[Begin SUPPLIED RECORDS]

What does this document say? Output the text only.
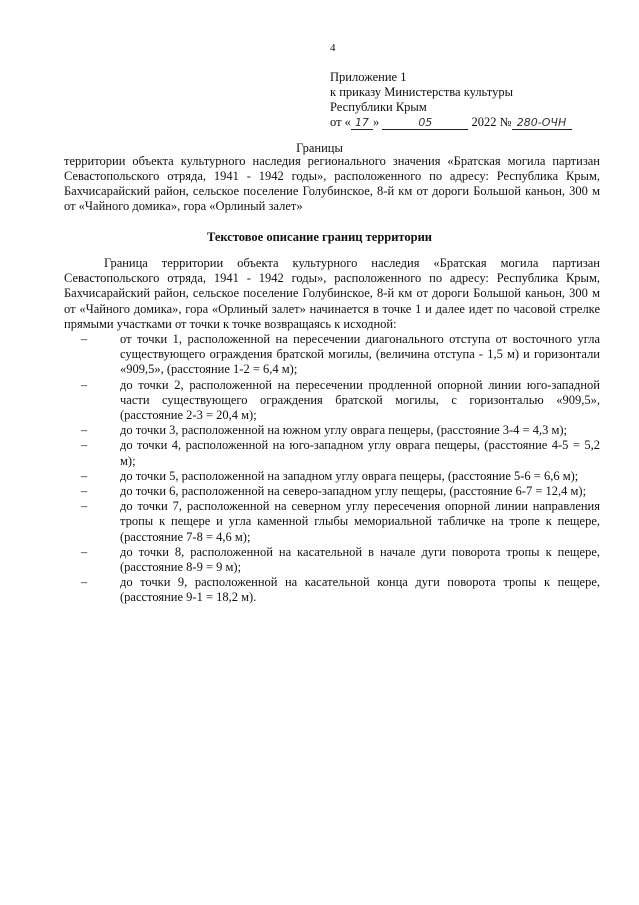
4
Приложение 1
к приказу Министерства культуры
Республики Крым
от « 17 »	05	2022 № 280-ОЧН
Границы
территории объекта культурного наследия регионального значения «Братская могила партизан Севастопольского отряда, 1941 - 1942 годы», расположенного по адресу: Республика Крым, Бахчисарайский район, сельское поселение Голубинское, 8-й км от дороги Большой каньон, 300 м от «Чайного домика», гора «Орлиный залет»
Текстовое описание границ территории

Граница территории объекта культурного наследия «Братская могила партизан Севастопольского отряда, 1941 - 1942 годы», расположенного по адресу: Республика Крым, Бахчисарайский район, сельское поселение Голубинское, 8-й км от дороги Большой каньон, 300 м от «Чайного домика», гора «Орлиный залет» начинается в точке 1 и далее идет по часовой стрелке прямыми участками от точки к точке возвращаясь к исходной:

–	от точки 1, расположенной на пересечении диагонального отступа от восточного угла существующего ограждения братской могилы, (величина отступа - 1,5 м) и горизонтали «909,5», (расстояние 1-2 = 6,4 м);
–	до точки 2, расположенной на пересечении продленной опорной линии юго-западной части существующего ограждения братской могилы, с горизонталью «909,5», (расстояние 2-3 = 20,4 м);
–	до точки 3, расположенной на южном углу оврага пещеры, (расстояние 3-4 = 4,3 м);
–	до точки 4, расположенной на юго-западном углу оврага пещеры, (расстояние 4-5 = 5,2 м);
–	до точки 5, расположенной на западном углу оврага пещеры, (расстояние 5-6 = 6,6 м);
–	до точки 6, расположенной на северо-западном углу пещеры, (расстояние 6-7 = 12,4 м);
–	до точки 7, расположенной на северном углу пересечения опорной линии направления тропы к пещере и угла каменной глыбы мемориальной табличке на тропе к пещере, (расстояние 7-8 = 4,6 м);
–	до точки 8, расположенной на касательной в начале дуги поворота тропы к пещере, (расстояние 8-9 = 9 м);
–	до точки 9, расположенной на касательной конца дуги поворота тропы к пещере, (расстояние 9-1 = 18,2 м).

[End SUPPLIED RECORDS]

WHAT IS REQUIRED: Make an exact copy of every record, pictures excluded.

FINAL ANSWER:
What does this document say? Output the text only.
4
Приложение 1
к приказу Министерства культуры
Республики Крым
от « 17 »	05	2022 № 280-ОЧН
Границы
территории объекта культурного наследия регионального значения «Братская могила партизан Севастопольского отряда, 1941 - 1942 годы», расположенного по адресу: Республика Крым, Бахчисарайский район, сельское поселение Голубинское, 8-й км от дороги Большой каньон, 300 м от «Чайного домика», гора «Орлиный залет»
Текстовое описание границ территории

Граница территории объекта культурного наследия «Братская могила партизан Севастопольского отряда, 1941 - 1942 годы», расположенного по адресу: Республика Крым, Бахчисарайский район, сельское поселение Голубинское, 8-й км от дороги Большой каньон, 300 м от «Чайного домика», гора «Орлиный залет» начинается в точке 1 и далее идет по часовой стрелке прямыми участками от точки к точке возвращаясь к исходной:

–	от точки 1, расположенной на пересечении диагонального отступа от восточного угла существующего ограждения братской могилы, (величина отступа - 1,5 м) и горизонтали «909,5», (расстояние 1-2 = 6,4 м);
–	до точки 2, расположенной на пересечении продленной опорной линии юго-западной части существующего ограждения братской могилы, с горизонталью «909,5», (расстояние 2-3 = 20,4 м);
–	до точки 3, расположенной на южном углу оврага пещеры, (расстояние 3-4 = 4,3 м);
–	до точки 4, расположенной на юго-западном углу оврага пещеры, (расстояние 4-5 = 5,2 м);
–	до точки 5, расположенной на западном углу оврага пещеры, (расстояние 5-6 = 6,6 м);
–	до точки 6, расположенной на северо-западном углу пещеры, (расстояние 6-7 = 12,4 м);
–	до точки 7, расположенной на северном углу пересечения опорной линии направления тропы к пещере и угла каменной глыбы мемориальной табличке на тропе к пещере, (расстояние 7-8 = 4,6 м);
–	до точки 8, расположенной на касательной в начале дуги поворота тропы к пещере, (расстояние 8-9 = 9 м);
–	до точки 9, расположенной на касательной конца дуги поворота тропы к пещере, (расстояние 9-1 = 18,2 м).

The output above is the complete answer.